(What to do)
Transcribe all of the material exactly, except for its pictures.

(Data to use)
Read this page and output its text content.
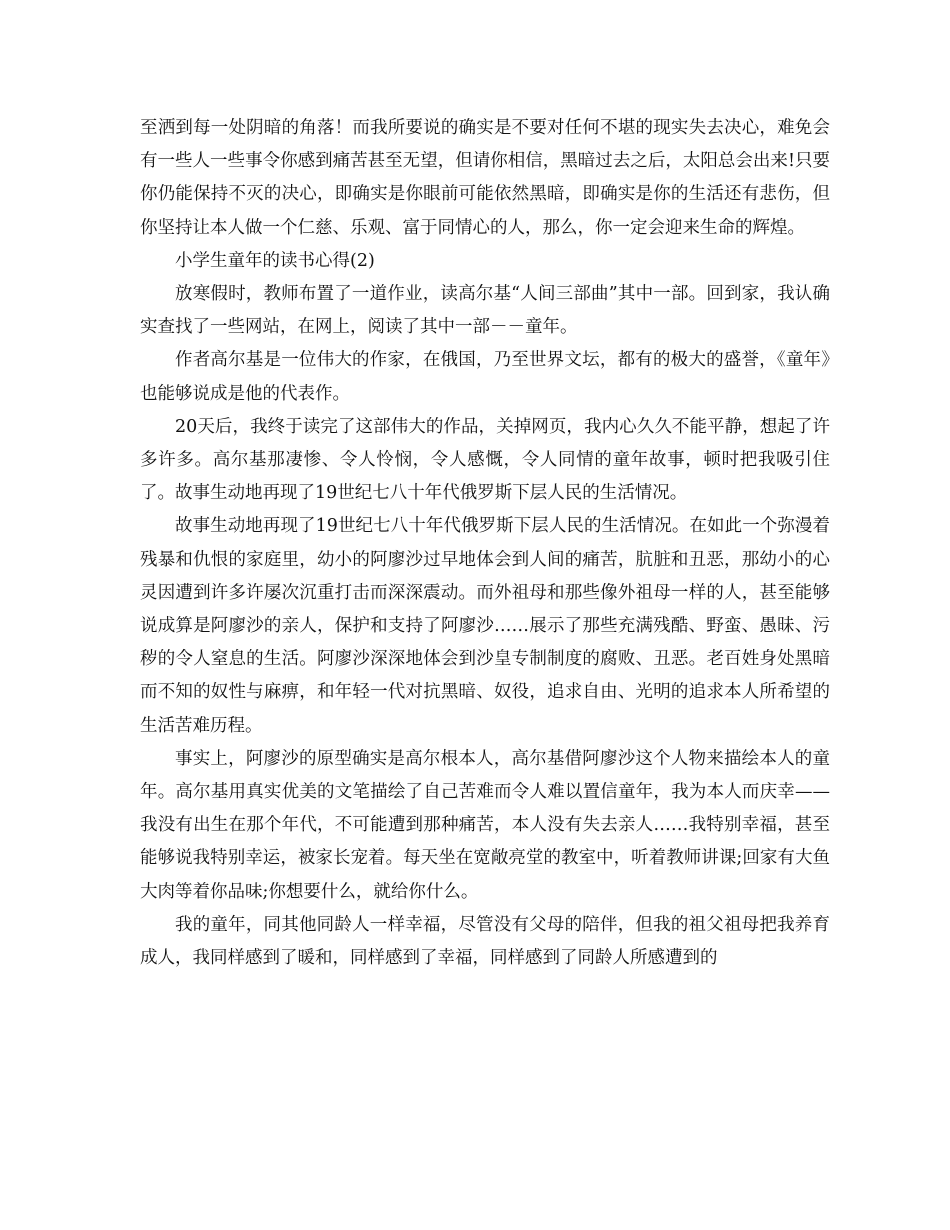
至洒到每一处阴暗的角落！而我所要说的确实是不要对任何不堪的现实失去决心，难免会有一些人一些事令你感到痛苦甚至无望，但请你相信，黑暗过去之后，太阳总会出来!只要你仍能保持不灭的决心，即确实是你眼前可能依然黑暗，即确实是你的生活还有悲伤，但你坚持让本人做一个仁慈、乐观、富于同情心的人，那么，你一定会迎来生命的辉煌。

小学生童年的读书心得(2)

放寒假时，教师布置了一道作业，读高尔基“人间三部曲”其中一部。回到家，我认确实查找了一些网站，在网上，阅读了其中一部－－童年。

作者高尔基是一位伟大的作家，在俄国，乃至世界文坛，都有的极大的盛誉，《童年》也能够说成是他的代表作。

20天后，我终于读完了这部伟大的作品，关掉网页，我内心久久不能平静，想起了许多许多。高尔基那凄惨、令人怜悯，令人感慨，令人同情的童年故事，顿时把我吸引住了。故事生动地再现了19世纪七八十年代俄罗斯下层人民的生活情况。

故事生动地再现了19世纪七八十年代俄罗斯下层人民的生活情况。在如此一个弥漫着残暴和仇恨的家庭里，幼小的阿廖沙过早地体会到人间的痛苦，肮脏和丑恶，那幼小的心灵因遭到许多许屡次沉重打击而深深震动。而外祖母和那些像外祖母一样的人，甚至能够说成算是阿廖沙的亲人，保护和支持了阿廖沙……展示了那些充满残酷、野蛮、愚昧、污秽的令人窒息的生活。阿廖沙深深地体会到沙皇专制制度的腐败、丑恶。老百姓身处黑暗而不知的奴性与麻痹，和年轻一代对抗黑暗、奴役，追求自由、光明的追求本人所希望的生活苦难历程。

事实上，阿廖沙的原型确实是高尔根本人，高尔基借阿廖沙这个人物来描绘本人的童年。高尔基用真实优美的文笔描绘了自己苦难而令人难以置信童年，我为本人而庆幸——我没有出生在那个年代，不可能遭到那种痛苦，本人没有失去亲人……我特别幸福，甚至能够说我特别幸运，被家长宠着。每天坐在宽敞亮堂的教室中，听着教师讲课;回家有大鱼大肉等着你品味;你想要什么，就给你什么。

我的童年，同其他同龄人一样幸福，尽管没有父母的陪伴，但我的祖父祖母把我养育成人，我同样感到了暖和，同样感到了幸福，同样感到了同龄人所感遭到的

(Task response)
Read this page and output its text content.
至洒到每一处阴暗的角落！而我所要说的确实是不要对任何不堪的现实失去决心，难免会有一些人一些事令你感到痛苦甚至无望，但请你相信，黑暗过去之后，太阳总会出来!只要你仍能保持不灭的决心，即确实是你眼前可能依然黑暗，即确实是你的生活还有悲伤，但你坚持让本人做一个仁慈、乐观、富于同情心的人，那么，你一定会迎来生命的辉煌。

小学生童年的读书心得(2)

放寒假时，教师布置了一道作业，读高尔基“人间三部曲”其中一部。回到家，我认确实查找了一些网站，在网上，阅读了其中一部－－童年。

作者高尔基是一位伟大的作家，在俄国，乃至世界文坛，都有的极大的盛誉，《童年》也能够说成是他的代表作。

20天后，我终于读完了这部伟大的作品，关掉网页，我内心久久不能平静，想起了许多许多。高尔基那凄惨、令人怜悯，令人感慨，令人同情的童年故事，顿时把我吸引住了。故事生动地再现了19世纪七八十年代俄罗斯下层人民的生活情况。

故事生动地再现了19世纪七八十年代俄罗斯下层人民的生活情况。在如此一个弥漫着残暴和仇恨的家庭里，幼小的阿廖沙过早地体会到人间的痛苦，肮脏和丑恶，那幼小的心灵因遭到许多许屡次沉重打击而深深震动。而外祖母和那些像外祖母一样的人，甚至能够说成算是阿廖沙的亲人，保护和支持了阿廖沙……展示了那些充满残酷、野蛮、愚昧、污秽的令人窒息的生活。阿廖沙深深地体会到沙皇专制制度的腐败、丑恶。老百姓身处黑暗而不知的奴性与麻痹，和年轻一代对抗黑暗、奴役，追求自由、光明的追求本人所希望的生活苦难历程。

事实上，阿廖沙的原型确实是高尔根本人，高尔基借阿廖沙这个人物来描绘本人的童年。高尔基用真实优美的文笔描绘了自己苦难而令人难以置信童年，我为本人而庆幸——我没有出生在那个年代，不可能遭到那种痛苦，本人没有失去亲人……我特别幸福，甚至能够说我特别幸运，被家长宠着。每天坐在宽敞亮堂的教室中，听着教师讲课;回家有大鱼大肉等着你品味;你想要什么，就给你什么。

我的童年，同其他同龄人一样幸福，尽管没有父母的陪伴，但我的祖父祖母把我养育成人，我同样感到了暖和，同样感到了幸福，同样感到了同龄人所感遭到的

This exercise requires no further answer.